[Figure collection entries]

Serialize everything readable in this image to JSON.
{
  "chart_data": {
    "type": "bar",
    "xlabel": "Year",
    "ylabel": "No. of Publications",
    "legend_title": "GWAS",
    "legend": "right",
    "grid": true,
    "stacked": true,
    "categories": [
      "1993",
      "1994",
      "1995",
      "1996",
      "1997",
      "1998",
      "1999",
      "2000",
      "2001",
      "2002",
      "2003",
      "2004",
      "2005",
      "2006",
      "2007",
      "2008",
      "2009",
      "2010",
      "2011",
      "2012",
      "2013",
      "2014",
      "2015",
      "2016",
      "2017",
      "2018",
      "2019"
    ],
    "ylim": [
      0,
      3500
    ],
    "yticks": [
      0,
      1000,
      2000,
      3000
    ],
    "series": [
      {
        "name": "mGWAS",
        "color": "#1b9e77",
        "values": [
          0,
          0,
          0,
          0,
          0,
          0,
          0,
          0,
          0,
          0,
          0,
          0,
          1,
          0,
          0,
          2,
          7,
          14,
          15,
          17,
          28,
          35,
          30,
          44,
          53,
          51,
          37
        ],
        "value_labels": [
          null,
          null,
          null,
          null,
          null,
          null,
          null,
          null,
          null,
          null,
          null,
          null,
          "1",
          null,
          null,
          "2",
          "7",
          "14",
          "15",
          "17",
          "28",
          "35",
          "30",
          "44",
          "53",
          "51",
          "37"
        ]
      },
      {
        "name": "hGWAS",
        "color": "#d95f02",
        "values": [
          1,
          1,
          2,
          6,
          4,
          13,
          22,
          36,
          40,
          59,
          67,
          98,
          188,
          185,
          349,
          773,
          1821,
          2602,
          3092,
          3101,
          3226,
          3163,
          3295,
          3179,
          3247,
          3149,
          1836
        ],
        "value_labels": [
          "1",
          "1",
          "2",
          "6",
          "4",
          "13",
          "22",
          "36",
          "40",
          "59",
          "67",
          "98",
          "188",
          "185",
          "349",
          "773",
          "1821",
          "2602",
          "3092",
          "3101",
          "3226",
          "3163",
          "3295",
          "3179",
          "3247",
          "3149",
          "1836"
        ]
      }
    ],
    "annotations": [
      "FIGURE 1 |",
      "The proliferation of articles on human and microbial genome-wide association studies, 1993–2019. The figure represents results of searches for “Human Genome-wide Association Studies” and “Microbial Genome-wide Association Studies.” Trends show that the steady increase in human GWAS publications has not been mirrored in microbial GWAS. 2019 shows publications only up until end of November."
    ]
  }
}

What the exercise asks: Could you set down every line above exactly as written?

Completed task:
Serialize everything readable in this image to JSON.
{
  "chart_data": {
    "type": "bar",
    "xlabel": "Year",
    "ylabel": "No. of Publications",
    "legend_title": "GWAS",
    "legend": "right",
    "grid": true,
    "stacked": true,
    "categories": [
      "1993",
      "1994",
      "1995",
      "1996",
      "1997",
      "1998",
      "1999",
      "2000",
      "2001",
      "2002",
      "2003",
      "2004",
      "2005",
      "2006",
      "2007",
      "2008",
      "2009",
      "2010",
      "2011",
      "2012",
      "2013",
      "2014",
      "2015",
      "2016",
      "2017",
      "2018",
      "2019"
    ],
    "ylim": [
      0,
      3500
    ],
    "yticks": [
      0,
      1000,
      2000,
      3000
    ],
    "series": [
      {
        "name": "mGWAS",
        "color": "#1b9e77",
        "values": [
          0,
          0,
          0,
          0,
          0,
          0,
          0,
          0,
          0,
          0,
          0,
          0,
          1,
          0,
          0,
          2,
          7,
          14,
          15,
          17,
          28,
          35,
          30,
          44,
          53,
          51,
          37
        ],
        "value_labels": [
          null,
          null,
          null,
          null,
          null,
          null,
          null,
          null,
          null,
          null,
          null,
          null,
          "1",
          null,
          null,
          "2",
          "7",
          "14",
          "15",
          "17",
          "28",
          "35",
          "30",
          "44",
          "53",
          "51",
          "37"
        ]
      },
      {
        "name": "hGWAS",
        "color": "#d95f02",
        "values": [
          1,
          1,
          2,
          6,
          4,
          13,
          22,
          36,
          40,
          59,
          67,
          98,
          188,
          185,
          349,
          773,
          1821,
          2602,
          3092,
          3101,
          3226,
          3163,
          3295,
          3179,
          3247,
          3149,
          1836
        ],
        "value_labels": [
          "1",
          "1",
          "2",
          "6",
          "4",
          "13",
          "22",
          "36",
          "40",
          "59",
          "67",
          "98",
          "188",
          "185",
          "349",
          "773",
          "1821",
          "2602",
          "3092",
          "3101",
          "3226",
          "3163",
          "3295",
          "3179",
          "3247",
          "3149",
          "1836"
        ]
      }
    ],
    "annotations": [
      "FIGURE 1 |",
      "The proliferation of articles on human and microbial genome-wide association studies, 1993–2019. The figure represents results of searches for “Human Genome-wide Association Studies” and “Microbial Genome-wide Association Studies.” Trends show that the steady increase in human GWAS publications has not been mirrored in microbial GWAS. 2019 shows publications only up until end of November."
    ]
  }
}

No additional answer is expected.